* START *

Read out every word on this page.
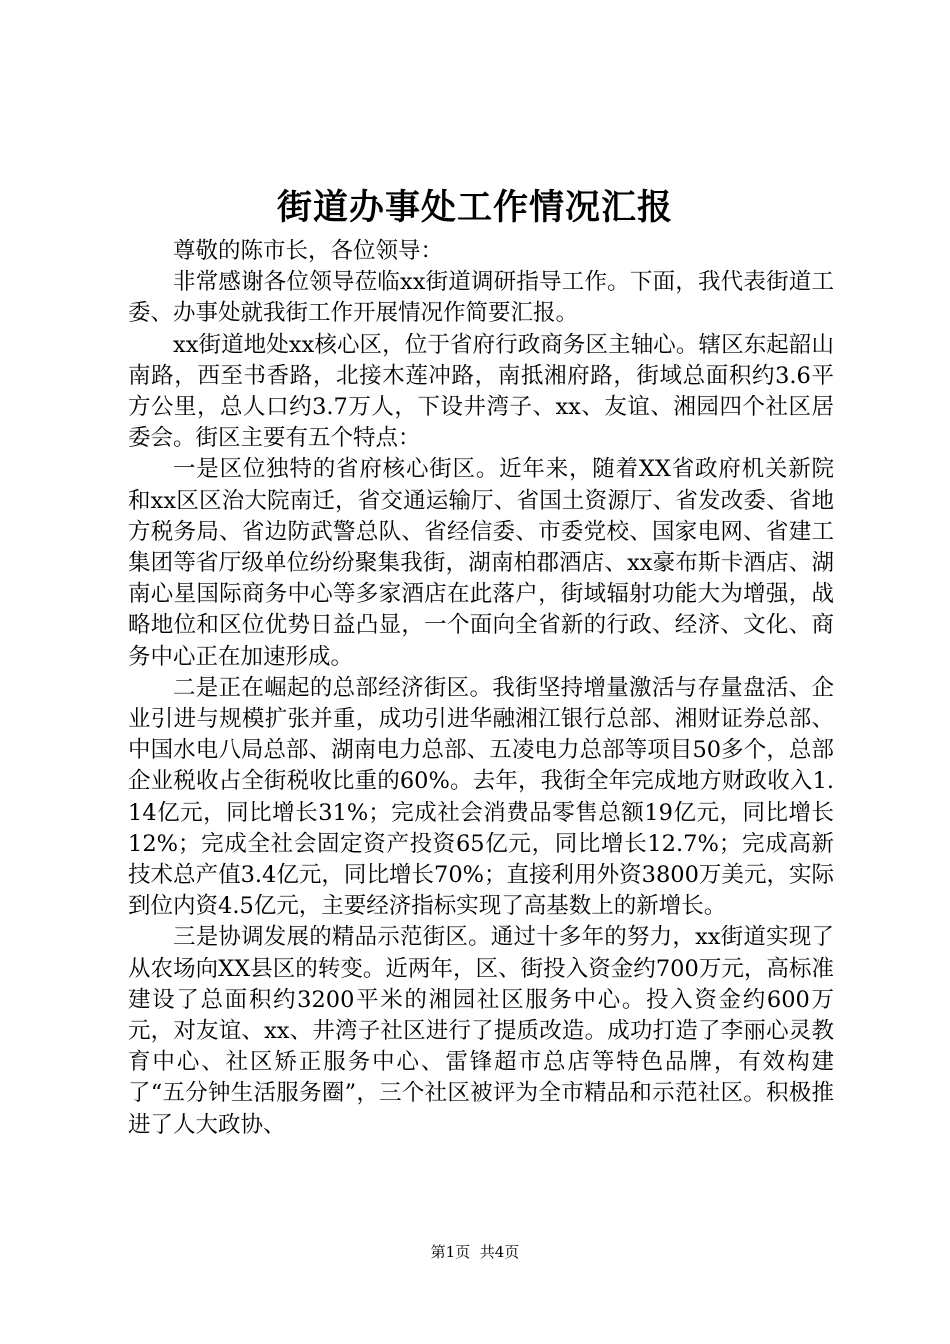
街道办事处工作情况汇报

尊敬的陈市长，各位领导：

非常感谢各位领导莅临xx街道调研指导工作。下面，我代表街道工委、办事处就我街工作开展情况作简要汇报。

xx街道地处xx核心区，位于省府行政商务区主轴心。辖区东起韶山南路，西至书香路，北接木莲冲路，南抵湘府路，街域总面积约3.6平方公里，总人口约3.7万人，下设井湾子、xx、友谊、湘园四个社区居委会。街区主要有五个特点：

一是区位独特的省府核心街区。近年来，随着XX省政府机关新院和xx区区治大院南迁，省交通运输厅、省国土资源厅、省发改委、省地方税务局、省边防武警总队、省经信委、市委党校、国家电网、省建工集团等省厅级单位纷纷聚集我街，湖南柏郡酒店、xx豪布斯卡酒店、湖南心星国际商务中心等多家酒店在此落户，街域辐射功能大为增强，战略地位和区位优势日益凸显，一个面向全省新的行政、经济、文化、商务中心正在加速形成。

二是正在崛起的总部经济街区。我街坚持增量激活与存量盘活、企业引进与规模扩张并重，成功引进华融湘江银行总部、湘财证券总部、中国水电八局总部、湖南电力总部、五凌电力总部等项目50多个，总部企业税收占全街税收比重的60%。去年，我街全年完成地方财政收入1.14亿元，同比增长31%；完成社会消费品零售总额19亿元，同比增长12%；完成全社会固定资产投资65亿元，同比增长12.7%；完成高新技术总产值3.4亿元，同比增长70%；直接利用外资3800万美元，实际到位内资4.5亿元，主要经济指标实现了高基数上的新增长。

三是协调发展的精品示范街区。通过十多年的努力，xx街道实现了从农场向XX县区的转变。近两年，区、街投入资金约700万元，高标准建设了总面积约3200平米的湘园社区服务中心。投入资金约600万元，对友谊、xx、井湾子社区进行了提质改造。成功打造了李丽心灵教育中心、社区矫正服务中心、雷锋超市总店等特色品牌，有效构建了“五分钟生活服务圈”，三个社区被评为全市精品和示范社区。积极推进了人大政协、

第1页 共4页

* END *

Omit the pictures, then quote the rest of the material above exactly.

Read out every word on this page.
街道办事处工作情况汇报

尊敬的陈市长，各位领导：

非常感谢各位领导莅临xx街道调研指导工作。下面，我代表街道工委、办事处就我街工作开展情况作简要汇报。

xx街道地处xx核心区，位于省府行政商务区主轴心。辖区东起韶山南路，西至书香路，北接木莲冲路，南抵湘府路，街域总面积约3.6平方公里，总人口约3.7万人，下设井湾子、xx、友谊、湘园四个社区居委会。街区主要有五个特点：

一是区位独特的省府核心街区。近年来，随着XX省政府机关新院和xx区区治大院南迁，省交通运输厅、省国土资源厅、省发改委、省地方税务局、省边防武警总队、省经信委、市委党校、国家电网、省建工集团等省厅级单位纷纷聚集我街，湖南柏郡酒店、xx豪布斯卡酒店、湖南心星国际商务中心等多家酒店在此落户，街域辐射功能大为增强，战略地位和区位优势日益凸显，一个面向全省新的行政、经济、文化、商务中心正在加速形成。

二是正在崛起的总部经济街区。我街坚持增量激活与存量盘活、企业引进与规模扩张并重，成功引进华融湘江银行总部、湘财证券总部、中国水电八局总部、湖南电力总部、五凌电力总部等项目50多个，总部企业税收占全街税收比重的60%。去年，我街全年完成地方财政收入1.14亿元，同比增长31%；完成社会消费品零售总额19亿元，同比增长12%；完成全社会固定资产投资65亿元，同比增长12.7%；完成高新技术总产值3.4亿元，同比增长70%；直接利用外资3800万美元，实际到位内资4.5亿元，主要经济指标实现了高基数上的新增长。

三是协调发展的精品示范街区。通过十多年的努力，xx街道实现了从农场向XX县区的转变。近两年，区、街投入资金约700万元，高标准建设了总面积约3200平米的湘园社区服务中心。投入资金约600万元，对友谊、xx、井湾子社区进行了提质改造。成功打造了李丽心灵教育中心、社区矫正服务中心、雷锋超市总店等特色品牌，有效构建了“五分钟生活服务圈”，三个社区被评为全市精品和示范社区。积极推进了人大政协、

第1页 共4页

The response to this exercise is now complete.